- [PASSAGE FOR REVIEW]
--------

"RichText Format", a very 'lite' type of wordprocessing format (like .CSV is for spreadsheets, except that doesn't even have (much) formatting). ((Ah, ninjaed, while I was spouting the following...))
Personally, the first thing I did when I got my hands on Win11 was to install LibreOffice as the default aternative to the limited MSOffice that was prepackaged (was it Office365, even? such that you're now continually 'renting' it?). Since OpenOffice/LibreOffice has been a thing, I've never used Wordpad any more, but .odt it (or save as .doc, if it's a document going to someone else) if I want a 'proper' word-processor document. Otherwise, native Notepad for plain-text.
About the only thing about 11's native notepad that I like[1], though, is it's 'recovery' option. If it crashes (or, as I also found out, if I leave the machine running overnight and I haven't taken time to close everything manually and restart-to-update before re-opening everything I want to run overnight, now not in danger of being force-rebooted while I sleep), it does at least let me re-open all .txts that were open (and more... see footnote!). I know there's Notepad+, but I am just so used to working with bog-standard Notepad (whether it's with .txt, .pl, .htm or .svg files ... I don't feel the need for context-sensitive formatting, etc, though I do know that three of those could be enhanced by this) since Windows 3.1 (and probably earlier), and it's been a handy constant, until suddenly it seems someone has 'improved' it.

--------

Data excerpts

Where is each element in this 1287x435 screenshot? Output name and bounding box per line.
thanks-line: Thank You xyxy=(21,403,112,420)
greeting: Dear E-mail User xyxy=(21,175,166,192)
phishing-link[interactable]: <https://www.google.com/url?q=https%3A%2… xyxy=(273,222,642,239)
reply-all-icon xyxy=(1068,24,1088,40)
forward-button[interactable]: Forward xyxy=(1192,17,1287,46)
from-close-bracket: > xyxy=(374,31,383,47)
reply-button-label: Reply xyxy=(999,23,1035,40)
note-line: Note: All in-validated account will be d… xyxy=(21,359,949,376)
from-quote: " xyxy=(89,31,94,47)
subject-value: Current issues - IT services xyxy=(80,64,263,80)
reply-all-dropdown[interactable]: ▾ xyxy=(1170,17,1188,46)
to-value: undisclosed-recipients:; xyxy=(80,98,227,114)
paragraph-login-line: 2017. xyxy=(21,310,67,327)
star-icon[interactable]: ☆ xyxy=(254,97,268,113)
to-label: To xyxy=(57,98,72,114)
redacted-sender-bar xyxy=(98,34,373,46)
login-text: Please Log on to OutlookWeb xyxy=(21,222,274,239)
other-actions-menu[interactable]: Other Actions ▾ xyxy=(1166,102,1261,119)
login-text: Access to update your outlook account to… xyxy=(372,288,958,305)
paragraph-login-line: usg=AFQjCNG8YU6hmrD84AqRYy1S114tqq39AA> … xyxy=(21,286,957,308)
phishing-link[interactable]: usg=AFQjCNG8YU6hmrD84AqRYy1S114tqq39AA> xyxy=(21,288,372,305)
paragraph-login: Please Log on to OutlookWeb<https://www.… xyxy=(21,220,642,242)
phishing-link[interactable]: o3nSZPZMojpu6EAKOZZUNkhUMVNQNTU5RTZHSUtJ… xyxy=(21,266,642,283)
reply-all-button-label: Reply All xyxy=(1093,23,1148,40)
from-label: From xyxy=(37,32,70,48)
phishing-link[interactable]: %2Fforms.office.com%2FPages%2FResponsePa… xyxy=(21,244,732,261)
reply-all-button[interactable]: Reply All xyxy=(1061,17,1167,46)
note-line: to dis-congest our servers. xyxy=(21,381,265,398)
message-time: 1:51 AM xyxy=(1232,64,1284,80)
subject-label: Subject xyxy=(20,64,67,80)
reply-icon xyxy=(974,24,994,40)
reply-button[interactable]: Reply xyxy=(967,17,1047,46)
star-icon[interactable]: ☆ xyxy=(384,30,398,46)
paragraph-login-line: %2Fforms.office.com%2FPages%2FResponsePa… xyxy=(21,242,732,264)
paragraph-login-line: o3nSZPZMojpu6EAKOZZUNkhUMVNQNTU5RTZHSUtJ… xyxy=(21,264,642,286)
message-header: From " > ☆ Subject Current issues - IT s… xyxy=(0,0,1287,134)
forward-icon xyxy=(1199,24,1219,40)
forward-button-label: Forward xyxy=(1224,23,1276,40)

--------

- [PROMPT A] List every file extension that the post on Windows text editors mentions.
- [PROMPT B]
Answer these questions from the post on Windows text editors, one per line:
(i) What did the writer install on Win11 as the default alternative to MSOffice?
(ii) Which format does the writer use for a document going to someone else?
(iii) Since which Windows version has the writer been using Notepad?
- [PROMPT C] Translate this sentence from the post on Windows text editors into Spanish: "Since OpenOffice/LibreOffice has been a thing, I've never used Wordpad any more, but .odt it (or save as .doc, if it's a document going to someone else) if I want a 'proper' word-processor document."

- [EXERCISE OUTPUT A] .csv, .odt, .doc, .txt, .pl, .htm, .svg

- [EXERCISE OUTPUT B]
(i) LibreOffice
(ii) .doc
(iii) Windows 3.1

- [EXERCISE OUTPUT C] Desde que existe OpenOffice/LibreOffice, no he vuelto a usar Wordpad; lo guardo en .odt (o lo guardo como .doc, si es un documento que va a otra persona) si quiero un documento de procesador de textos 'como es debido'.